-- BEGIN Data extract --

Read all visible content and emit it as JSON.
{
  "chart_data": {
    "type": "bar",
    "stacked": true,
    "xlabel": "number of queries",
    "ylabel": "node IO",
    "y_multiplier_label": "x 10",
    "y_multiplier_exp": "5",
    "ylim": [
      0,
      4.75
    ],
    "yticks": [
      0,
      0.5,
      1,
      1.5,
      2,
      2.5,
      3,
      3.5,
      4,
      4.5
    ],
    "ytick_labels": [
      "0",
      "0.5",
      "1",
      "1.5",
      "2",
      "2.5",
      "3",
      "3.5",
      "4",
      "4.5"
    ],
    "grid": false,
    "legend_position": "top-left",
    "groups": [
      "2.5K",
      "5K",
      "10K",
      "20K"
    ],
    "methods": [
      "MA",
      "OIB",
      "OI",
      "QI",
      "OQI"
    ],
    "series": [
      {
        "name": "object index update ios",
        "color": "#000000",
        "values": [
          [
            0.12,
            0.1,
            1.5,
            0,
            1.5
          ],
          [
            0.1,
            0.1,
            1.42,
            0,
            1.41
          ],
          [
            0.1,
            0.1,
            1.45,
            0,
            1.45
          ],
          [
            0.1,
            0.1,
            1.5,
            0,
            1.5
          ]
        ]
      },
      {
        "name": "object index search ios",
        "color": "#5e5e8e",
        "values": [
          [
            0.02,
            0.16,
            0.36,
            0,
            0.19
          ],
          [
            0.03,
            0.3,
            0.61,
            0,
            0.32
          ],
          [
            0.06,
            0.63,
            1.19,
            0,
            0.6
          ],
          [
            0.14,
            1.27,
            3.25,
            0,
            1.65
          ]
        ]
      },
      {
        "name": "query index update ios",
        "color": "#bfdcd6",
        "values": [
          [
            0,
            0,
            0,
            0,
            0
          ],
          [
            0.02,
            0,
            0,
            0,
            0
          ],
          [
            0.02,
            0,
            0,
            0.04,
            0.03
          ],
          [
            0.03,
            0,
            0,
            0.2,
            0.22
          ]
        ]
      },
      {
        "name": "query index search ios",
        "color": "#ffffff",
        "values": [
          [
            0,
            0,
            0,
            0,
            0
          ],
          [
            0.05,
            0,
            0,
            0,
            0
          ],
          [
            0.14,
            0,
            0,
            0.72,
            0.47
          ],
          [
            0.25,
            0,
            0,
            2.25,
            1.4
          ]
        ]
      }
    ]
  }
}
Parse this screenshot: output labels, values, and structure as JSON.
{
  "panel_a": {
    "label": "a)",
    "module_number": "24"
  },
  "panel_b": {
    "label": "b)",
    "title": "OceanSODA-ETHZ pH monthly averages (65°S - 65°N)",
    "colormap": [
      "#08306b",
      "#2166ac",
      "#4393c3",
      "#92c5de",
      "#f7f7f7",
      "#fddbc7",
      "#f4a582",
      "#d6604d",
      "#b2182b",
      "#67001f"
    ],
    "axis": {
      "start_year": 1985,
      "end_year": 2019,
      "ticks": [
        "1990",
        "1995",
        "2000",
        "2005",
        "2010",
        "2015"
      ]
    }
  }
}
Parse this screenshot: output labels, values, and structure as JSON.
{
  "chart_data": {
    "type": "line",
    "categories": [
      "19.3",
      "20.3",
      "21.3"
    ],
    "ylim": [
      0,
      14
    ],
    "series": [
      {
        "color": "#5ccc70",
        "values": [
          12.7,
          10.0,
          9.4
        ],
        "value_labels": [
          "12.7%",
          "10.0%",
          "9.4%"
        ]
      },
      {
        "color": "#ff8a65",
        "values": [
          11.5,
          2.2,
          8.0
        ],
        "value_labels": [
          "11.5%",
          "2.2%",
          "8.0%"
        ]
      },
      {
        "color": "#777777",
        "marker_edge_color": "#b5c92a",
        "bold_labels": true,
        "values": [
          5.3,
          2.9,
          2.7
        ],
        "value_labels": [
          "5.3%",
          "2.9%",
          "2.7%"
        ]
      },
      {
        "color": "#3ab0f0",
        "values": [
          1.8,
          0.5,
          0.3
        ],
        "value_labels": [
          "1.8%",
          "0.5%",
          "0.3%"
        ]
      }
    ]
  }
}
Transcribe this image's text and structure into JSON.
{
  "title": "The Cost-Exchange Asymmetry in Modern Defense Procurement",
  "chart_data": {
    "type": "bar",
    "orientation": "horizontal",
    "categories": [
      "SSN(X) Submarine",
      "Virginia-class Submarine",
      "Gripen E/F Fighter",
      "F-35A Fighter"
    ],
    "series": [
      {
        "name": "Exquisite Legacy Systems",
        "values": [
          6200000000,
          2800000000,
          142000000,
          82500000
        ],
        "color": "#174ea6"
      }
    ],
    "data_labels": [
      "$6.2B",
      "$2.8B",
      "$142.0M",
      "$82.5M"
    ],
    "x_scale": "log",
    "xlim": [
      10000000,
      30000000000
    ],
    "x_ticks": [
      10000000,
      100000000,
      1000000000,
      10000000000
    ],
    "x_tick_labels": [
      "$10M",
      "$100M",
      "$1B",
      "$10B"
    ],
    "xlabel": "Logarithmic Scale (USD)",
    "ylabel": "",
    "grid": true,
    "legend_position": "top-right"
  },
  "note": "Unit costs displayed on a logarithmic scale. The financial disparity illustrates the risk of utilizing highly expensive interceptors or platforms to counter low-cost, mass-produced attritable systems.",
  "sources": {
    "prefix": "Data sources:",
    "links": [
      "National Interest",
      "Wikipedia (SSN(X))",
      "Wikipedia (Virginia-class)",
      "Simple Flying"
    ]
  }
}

-- END Data extract --

→ Job
Please output the entries above, every line exactly as it reads.

→ Solution to the problem
Read all visible content and emit it as JSON.
{
  "chart_data": {
    "type": "bar",
    "stacked": true,
    "xlabel": "number of queries",
    "ylabel": "node IO",
    "y_multiplier_label": "x 10",
    "y_multiplier_exp": "5",
    "ylim": [
      0,
      4.75
    ],
    "yticks": [
      0,
      0.5,
      1,
      1.5,
      2,
      2.5,
      3,
      3.5,
      4,
      4.5
    ],
    "ytick_labels": [
      "0",
      "0.5",
      "1",
      "1.5",
      "2",
      "2.5",
      "3",
      "3.5",
      "4",
      "4.5"
    ],
    "grid": false,
    "legend_position": "top-left",
    "groups": [
      "2.5K",
      "5K",
      "10K",
      "20K"
    ],
    "methods": [
      "MA",
      "OIB",
      "OI",
      "QI",
      "OQI"
    ],
    "series": [
      {
        "name": "object index update ios",
        "color": "#000000",
        "values": [
          [
            0.12,
            0.1,
            1.5,
            0,
            1.5
          ],
          [
            0.1,
            0.1,
            1.42,
            0,
            1.41
          ],
          [
            0.1,
            0.1,
            1.45,
            0,
            1.45
          ],
          [
            0.1,
            0.1,
            1.5,
            0,
            1.5
          ]
        ]
      },
      {
        "name": "object index search ios",
        "color": "#5e5e8e",
        "values": [
          [
            0.02,
            0.16,
            0.36,
            0,
            0.19
          ],
          [
            0.03,
            0.3,
            0.61,
            0,
            0.32
          ],
          [
            0.06,
            0.63,
            1.19,
            0,
            0.6
          ],
          [
            0.14,
            1.27,
            3.25,
            0,
            1.65
          ]
        ]
      },
      {
        "name": "query index update ios",
        "color": "#bfdcd6",
        "values": [
          [
            0,
            0,
            0,
            0,
            0
          ],
          [
            0.02,
            0,
            0,
            0,
            0
          ],
          [
            0.02,
            0,
            0,
            0.04,
            0.03
          ],
          [
            0.03,
            0,
            0,
            0.2,
            0.22
          ]
        ]
      },
      {
        "name": "query index search ios",
        "color": "#ffffff",
        "values": [
          [
            0,
            0,
            0,
            0,
            0
          ],
          [
            0.05,
            0,
            0,
            0,
            0
          ],
          [
            0.14,
            0,
            0,
            0.72,
            0.47
          ],
          [
            0.25,
            0,
            0,
            2.25,
            1.4
          ]
        ]
      }
    ]
  }
}
Parse this screenshot: output labels, values, and structure as JSON.
{
  "panel_a": {
    "label": "a)",
    "module_number": "24"
  },
  "panel_b": {
    "label": "b)",
    "title": "OceanSODA-ETHZ pH monthly averages (65°S - 65°N)",
    "colormap": [
      "#08306b",
      "#2166ac",
      "#4393c3",
      "#92c5de",
      "#f7f7f7",
      "#fddbc7",
      "#f4a582",
      "#d6604d",
      "#b2182b",
      "#67001f"
    ],
    "axis": {
      "start_year": 1985,
      "end_year": 2019,
      "ticks": [
        "1990",
        "1995",
        "2000",
        "2005",
        "2010",
        "2015"
      ]
    }
  }
}
Parse this screenshot: output labels, values, and structure as JSON.
{
  "chart_data": {
    "type": "line",
    "categories": [
      "19.3",
      "20.3",
      "21.3"
    ],
    "ylim": [
      0,
      14
    ],
    "series": [
      {
        "color": "#5ccc70",
        "values": [
          12.7,
          10.0,
          9.4
        ],
        "value_labels": [
          "12.7%",
          "10.0%",
          "9.4%"
        ]
      },
      {
        "color": "#ff8a65",
        "values": [
          11.5,
          2.2,
          8.0
        ],
        "value_labels": [
          "11.5%",
          "2.2%",
          "8.0%"
        ]
      },
      {
        "color": "#777777",
        "marker_edge_color": "#b5c92a",
        "bold_labels": true,
        "values": [
          5.3,
          2.9,
          2.7
        ],
        "value_labels": [
          "5.3%",
          "2.9%",
          "2.7%"
        ]
      },
      {
        "color": "#3ab0f0",
        "values": [
          1.8,
          0.5,
          0.3
        ],
        "value_labels": [
          "1.8%",
          "0.5%",
          "0.3%"
        ]
      }
    ]
  }
}
Transcribe this image's text and structure into JSON.
{
  "title": "The Cost-Exchange Asymmetry in Modern Defense Procurement",
  "chart_data": {
    "type": "bar",
    "orientation": "horizontal",
    "categories": [
      "SSN(X) Submarine",
      "Virginia-class Submarine",
      "Gripen E/F Fighter",
      "F-35A Fighter"
    ],
    "series": [
      {
        "name": "Exquisite Legacy Systems",
        "values": [
          6200000000,
          2800000000,
          142000000,
          82500000
        ],
        "color": "#174ea6"
      }
    ],
    "data_labels": [
      "$6.2B",
      "$2.8B",
      "$142.0M",
      "$82.5M"
    ],
    "x_scale": "log",
    "xlim": [
      10000000,
      30000000000
    ],
    "x_ticks": [
      10000000,
      100000000,
      1000000000,
      10000000000
    ],
    "x_tick_labels": [
      "$10M",
      "$100M",
      "$1B",
      "$10B"
    ],
    "xlabel": "Logarithmic Scale (USD)",
    "ylabel": "",
    "grid": true,
    "legend_position": "top-right"
  },
  "note": "Unit costs displayed on a logarithmic scale. The financial disparity illustrates the risk of utilizing highly expensive interceptors or platforms to counter low-cost, mass-produced attritable systems.",
  "sources": {
    "prefix": "Data sources:",
    "links": [
      "National Interest",
      "Wikipedia (SSN(X))",
      "Wikipedia (Virginia-class)",
      "Simple Flying"
    ]
  }
}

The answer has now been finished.